| Exercise description |
Filter the entries, keeping every line with the word "Background".

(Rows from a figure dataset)
────────────────────────────────────────

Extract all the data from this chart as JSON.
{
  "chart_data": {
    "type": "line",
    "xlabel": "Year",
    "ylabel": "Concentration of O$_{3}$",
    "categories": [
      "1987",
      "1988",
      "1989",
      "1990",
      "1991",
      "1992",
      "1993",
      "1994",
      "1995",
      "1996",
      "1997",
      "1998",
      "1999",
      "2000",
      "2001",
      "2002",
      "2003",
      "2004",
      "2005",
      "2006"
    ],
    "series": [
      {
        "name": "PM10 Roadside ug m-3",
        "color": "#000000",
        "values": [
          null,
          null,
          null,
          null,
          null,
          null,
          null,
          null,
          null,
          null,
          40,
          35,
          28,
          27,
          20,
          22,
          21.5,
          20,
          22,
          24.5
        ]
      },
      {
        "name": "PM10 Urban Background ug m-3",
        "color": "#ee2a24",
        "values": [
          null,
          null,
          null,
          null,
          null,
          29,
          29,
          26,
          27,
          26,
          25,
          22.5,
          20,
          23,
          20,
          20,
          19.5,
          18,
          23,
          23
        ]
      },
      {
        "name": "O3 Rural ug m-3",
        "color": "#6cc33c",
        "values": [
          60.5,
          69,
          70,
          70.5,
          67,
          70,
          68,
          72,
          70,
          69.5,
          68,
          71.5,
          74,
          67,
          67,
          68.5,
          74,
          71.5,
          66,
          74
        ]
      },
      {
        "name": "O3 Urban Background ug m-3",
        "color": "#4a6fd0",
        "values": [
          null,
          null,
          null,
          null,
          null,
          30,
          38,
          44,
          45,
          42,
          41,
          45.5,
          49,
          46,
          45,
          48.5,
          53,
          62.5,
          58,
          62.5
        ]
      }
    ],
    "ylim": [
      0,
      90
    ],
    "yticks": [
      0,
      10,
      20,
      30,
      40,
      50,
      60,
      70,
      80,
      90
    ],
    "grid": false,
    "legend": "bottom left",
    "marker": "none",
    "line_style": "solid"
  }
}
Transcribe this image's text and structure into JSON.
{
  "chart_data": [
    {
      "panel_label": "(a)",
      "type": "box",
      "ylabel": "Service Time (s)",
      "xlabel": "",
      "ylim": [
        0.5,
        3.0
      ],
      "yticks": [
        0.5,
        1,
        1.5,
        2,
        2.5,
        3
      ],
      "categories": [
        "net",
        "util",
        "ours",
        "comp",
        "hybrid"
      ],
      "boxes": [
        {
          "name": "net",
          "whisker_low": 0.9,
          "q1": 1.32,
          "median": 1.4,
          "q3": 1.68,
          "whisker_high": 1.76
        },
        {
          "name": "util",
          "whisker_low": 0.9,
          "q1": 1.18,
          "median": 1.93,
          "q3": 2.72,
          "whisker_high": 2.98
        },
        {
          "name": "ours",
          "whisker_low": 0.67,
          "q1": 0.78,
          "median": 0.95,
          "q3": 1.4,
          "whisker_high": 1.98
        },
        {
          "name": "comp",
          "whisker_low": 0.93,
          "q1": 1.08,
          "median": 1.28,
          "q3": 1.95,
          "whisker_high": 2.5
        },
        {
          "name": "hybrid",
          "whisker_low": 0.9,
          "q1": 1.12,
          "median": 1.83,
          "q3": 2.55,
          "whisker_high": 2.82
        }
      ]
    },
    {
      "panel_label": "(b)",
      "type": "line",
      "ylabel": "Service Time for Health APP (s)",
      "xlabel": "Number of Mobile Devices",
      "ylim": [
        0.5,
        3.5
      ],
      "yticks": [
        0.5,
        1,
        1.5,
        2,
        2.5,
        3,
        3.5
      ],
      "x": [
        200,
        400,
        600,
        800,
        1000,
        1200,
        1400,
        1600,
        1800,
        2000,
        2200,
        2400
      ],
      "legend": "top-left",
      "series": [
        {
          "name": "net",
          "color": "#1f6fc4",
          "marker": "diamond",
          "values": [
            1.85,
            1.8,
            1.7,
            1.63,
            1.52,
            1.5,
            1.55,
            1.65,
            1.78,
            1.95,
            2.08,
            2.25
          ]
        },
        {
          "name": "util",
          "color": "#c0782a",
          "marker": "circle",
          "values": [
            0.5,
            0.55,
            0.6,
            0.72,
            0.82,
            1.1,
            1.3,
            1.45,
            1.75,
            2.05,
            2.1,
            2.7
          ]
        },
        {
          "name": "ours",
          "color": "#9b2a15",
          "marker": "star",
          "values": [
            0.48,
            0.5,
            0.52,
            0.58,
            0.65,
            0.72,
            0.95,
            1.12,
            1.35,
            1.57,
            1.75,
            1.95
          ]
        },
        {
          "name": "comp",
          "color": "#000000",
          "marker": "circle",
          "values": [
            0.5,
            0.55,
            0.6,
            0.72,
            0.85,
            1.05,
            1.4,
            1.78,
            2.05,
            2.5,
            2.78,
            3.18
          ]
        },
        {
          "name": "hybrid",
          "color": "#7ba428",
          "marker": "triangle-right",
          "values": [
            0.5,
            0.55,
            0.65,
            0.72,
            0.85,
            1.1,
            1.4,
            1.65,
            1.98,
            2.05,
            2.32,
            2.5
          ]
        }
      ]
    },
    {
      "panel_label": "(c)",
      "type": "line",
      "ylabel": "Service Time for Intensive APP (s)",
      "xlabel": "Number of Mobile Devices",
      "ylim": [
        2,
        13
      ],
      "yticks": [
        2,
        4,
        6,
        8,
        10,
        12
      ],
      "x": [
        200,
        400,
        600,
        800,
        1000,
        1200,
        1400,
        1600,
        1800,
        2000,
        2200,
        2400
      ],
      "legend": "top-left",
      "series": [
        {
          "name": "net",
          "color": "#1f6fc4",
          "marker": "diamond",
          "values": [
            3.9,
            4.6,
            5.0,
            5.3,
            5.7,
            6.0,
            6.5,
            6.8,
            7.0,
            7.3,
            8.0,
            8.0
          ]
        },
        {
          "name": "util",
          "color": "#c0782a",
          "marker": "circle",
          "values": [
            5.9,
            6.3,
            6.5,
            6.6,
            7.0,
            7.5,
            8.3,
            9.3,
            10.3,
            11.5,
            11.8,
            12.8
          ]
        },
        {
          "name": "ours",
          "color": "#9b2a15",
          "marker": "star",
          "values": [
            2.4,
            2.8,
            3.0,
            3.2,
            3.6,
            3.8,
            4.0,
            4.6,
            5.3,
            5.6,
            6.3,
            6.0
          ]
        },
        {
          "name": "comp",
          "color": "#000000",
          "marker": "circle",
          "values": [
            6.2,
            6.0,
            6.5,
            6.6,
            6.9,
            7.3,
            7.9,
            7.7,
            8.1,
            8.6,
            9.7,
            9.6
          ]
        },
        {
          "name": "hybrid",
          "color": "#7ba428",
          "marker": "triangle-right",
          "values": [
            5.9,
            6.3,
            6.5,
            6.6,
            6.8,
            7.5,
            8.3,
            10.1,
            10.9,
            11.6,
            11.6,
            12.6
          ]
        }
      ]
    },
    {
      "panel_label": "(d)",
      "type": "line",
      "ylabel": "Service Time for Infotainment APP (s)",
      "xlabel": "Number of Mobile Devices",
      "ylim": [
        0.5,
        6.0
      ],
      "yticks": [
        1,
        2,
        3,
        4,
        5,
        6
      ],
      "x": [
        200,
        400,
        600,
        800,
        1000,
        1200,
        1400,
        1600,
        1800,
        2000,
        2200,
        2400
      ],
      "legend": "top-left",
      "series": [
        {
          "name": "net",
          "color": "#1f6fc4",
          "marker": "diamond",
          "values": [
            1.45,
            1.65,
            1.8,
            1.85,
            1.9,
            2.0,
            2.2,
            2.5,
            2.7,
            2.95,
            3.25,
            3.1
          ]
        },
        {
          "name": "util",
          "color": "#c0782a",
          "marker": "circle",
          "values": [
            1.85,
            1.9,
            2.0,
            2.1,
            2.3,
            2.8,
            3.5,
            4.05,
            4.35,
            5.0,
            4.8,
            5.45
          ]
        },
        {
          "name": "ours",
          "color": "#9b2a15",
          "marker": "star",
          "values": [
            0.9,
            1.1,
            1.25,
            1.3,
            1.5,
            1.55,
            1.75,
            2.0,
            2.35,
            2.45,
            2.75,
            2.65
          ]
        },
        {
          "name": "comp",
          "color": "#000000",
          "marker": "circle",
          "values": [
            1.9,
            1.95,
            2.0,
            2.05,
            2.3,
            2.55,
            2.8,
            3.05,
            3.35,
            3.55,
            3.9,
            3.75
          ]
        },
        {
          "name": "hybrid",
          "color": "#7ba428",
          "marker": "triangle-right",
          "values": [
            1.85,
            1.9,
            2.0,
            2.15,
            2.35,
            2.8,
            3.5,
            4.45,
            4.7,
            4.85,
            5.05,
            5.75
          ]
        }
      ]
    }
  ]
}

────────────────────────────────────────

| Result of this task |
        "name": "PM10 Urban Background ug m-3",
        "name": "O3 Urban Background ug m-3",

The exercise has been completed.